What needs to be done:
Transcribe everything in the data word for word. Pictures are left out.

(Dataset entries)
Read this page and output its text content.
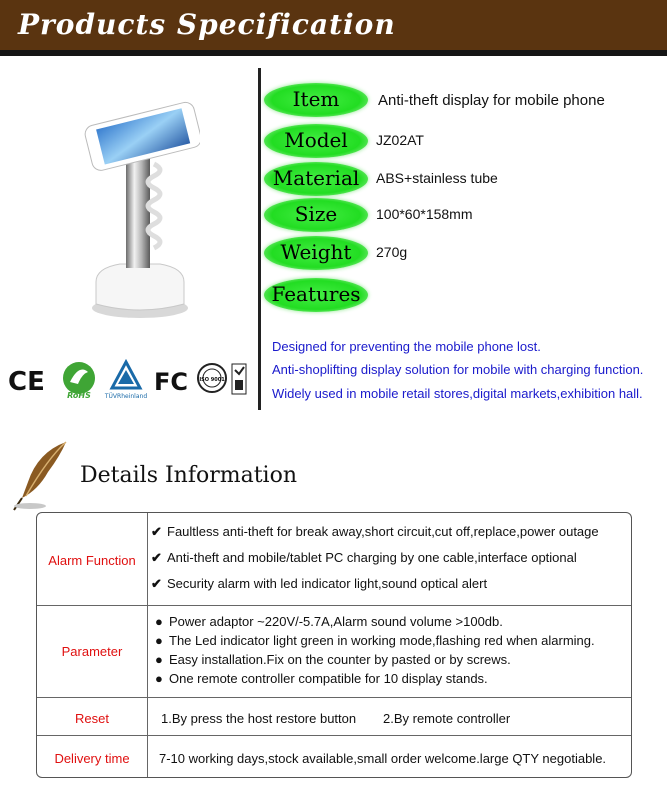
Products Specification
Item	Anti-theft display for mobile phone
Model	JZ02AT
Material	ABS+stainless tube
Size	100*60*158mm
Weight	270g
Features
Designed for preventing the mobile phone lost.
Anti-shoplifting display solution for mobile with charging function.
Widely used in mobile retail stores,digital markets,exhibition hall.
CE	RoHS TÜVRheinland
FC ISO 9001
Details Information
Alarm Function
✔ Faultless anti-theft for break away,short circuit,cut off,replace,power outage
✔ Anti-theft and mobile/tablet PC charging by one cable,interface optional
✔ Security alarm with led indicator light,sound optical alert
Parameter
● Power adaptor ~220V/-5.7A,Alarm sound volume >100db.
● The Led indicator light green in working mode,flashing red when alarming.
● Easy installation.Fix on the counter by pasted or by screws.
● One remote controller compatible for 10 display stands.
Reset	1.By press the host restore button 2.By remote controller
Delivery time	7-10 working days,stock available,small order welcome.large QTY negotiable.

Task result:
Read this page and output its text content.
Products Specification
Item	Anti-theft display for mobile phone
Model	JZ02AT
Material	ABS+stainless tube
Size	100*60*158mm
Weight	270g
Features
Designed for preventing the mobile phone lost.
Anti-shoplifting display solution for mobile with charging function.
Widely used in mobile retail stores,digital markets,exhibition hall.
CE	RoHS TÜVRheinland
FC ISO 9001
Details Information
Alarm Function
✔ Faultless anti-theft for break away,short circuit,cut off,replace,power outage
✔ Anti-theft and mobile/tablet PC charging by one cable,interface optional
✔ Security alarm with led indicator light,sound optical alert
Parameter
● Power adaptor ~220V/-5.7A,Alarm sound volume >100db.
● The Led indicator light green in working mode,flashing red when alarming.
● Easy installation.Fix on the counter by pasted or by screws.
● One remote controller compatible for 10 display stands.
Reset	1.By press the host restore button 2.By remote controller
Delivery time	7-10 working days,stock available,small order welcome.large QTY negotiable.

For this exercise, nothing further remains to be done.